>> Begin Information supplied

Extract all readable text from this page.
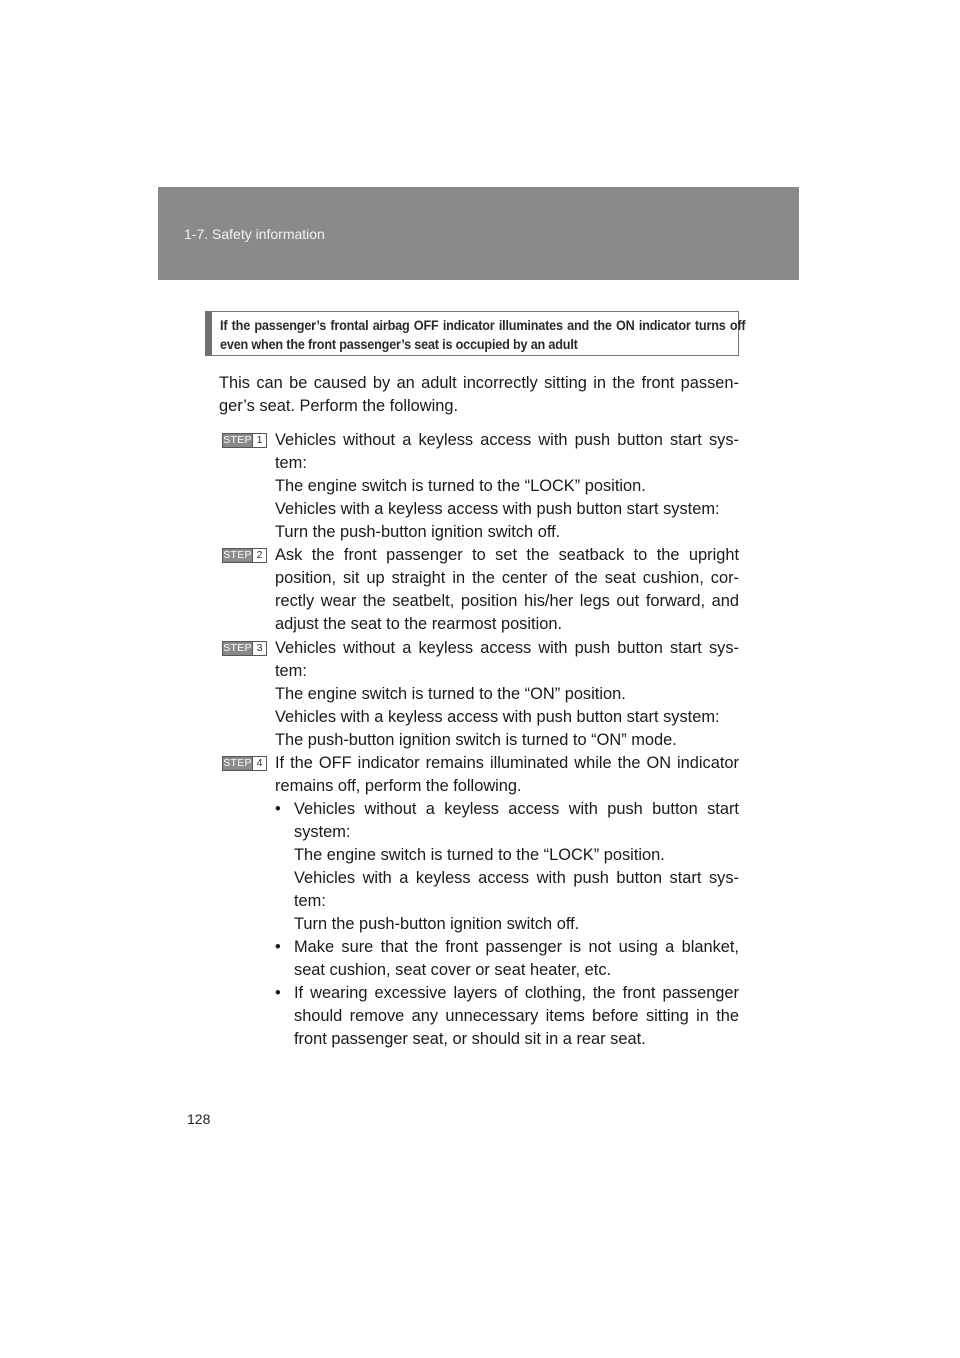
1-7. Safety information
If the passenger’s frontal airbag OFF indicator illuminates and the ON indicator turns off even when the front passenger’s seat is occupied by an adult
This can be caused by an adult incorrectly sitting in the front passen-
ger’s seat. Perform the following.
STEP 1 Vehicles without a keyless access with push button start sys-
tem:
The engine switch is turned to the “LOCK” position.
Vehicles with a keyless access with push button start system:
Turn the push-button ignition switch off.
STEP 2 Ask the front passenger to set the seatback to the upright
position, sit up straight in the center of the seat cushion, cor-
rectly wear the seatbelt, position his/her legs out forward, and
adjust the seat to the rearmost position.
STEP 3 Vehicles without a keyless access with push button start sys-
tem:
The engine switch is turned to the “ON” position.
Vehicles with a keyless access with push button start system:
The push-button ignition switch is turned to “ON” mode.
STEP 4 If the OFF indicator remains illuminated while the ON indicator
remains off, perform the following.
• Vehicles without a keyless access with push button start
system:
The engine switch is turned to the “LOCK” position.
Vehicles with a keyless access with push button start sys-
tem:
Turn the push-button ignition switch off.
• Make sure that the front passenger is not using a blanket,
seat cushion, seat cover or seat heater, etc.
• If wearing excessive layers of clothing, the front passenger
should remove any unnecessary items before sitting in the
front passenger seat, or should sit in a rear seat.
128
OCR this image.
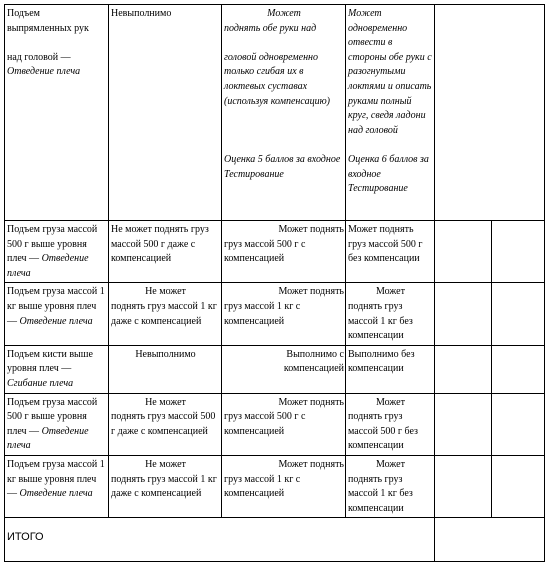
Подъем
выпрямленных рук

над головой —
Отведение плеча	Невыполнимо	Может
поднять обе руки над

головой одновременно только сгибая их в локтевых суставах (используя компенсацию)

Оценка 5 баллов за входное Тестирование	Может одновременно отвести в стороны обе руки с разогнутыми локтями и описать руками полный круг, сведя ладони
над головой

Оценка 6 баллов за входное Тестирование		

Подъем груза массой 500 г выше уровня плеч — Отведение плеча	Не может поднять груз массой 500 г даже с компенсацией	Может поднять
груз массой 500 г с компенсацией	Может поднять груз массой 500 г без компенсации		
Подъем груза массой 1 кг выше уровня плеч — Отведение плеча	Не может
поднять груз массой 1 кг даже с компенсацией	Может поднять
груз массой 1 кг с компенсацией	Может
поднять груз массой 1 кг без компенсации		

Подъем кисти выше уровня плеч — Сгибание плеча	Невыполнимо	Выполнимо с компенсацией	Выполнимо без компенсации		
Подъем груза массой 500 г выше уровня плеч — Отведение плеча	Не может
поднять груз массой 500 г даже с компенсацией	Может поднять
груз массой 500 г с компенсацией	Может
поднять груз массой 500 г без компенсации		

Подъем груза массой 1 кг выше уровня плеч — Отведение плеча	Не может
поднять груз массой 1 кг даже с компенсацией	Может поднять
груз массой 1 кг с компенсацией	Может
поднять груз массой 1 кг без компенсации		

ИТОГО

>> End Information supplied

Aim: Select from the material above each line in which the string "руки" appears, and list those lines.

Solution to the problem:
поднять обе руки над
Оценка 5 баллов за входное Тестирование	Может одновременно отвести в стороны обе руки с разогнутыми локтями и описать руками полный круг, сведя ладони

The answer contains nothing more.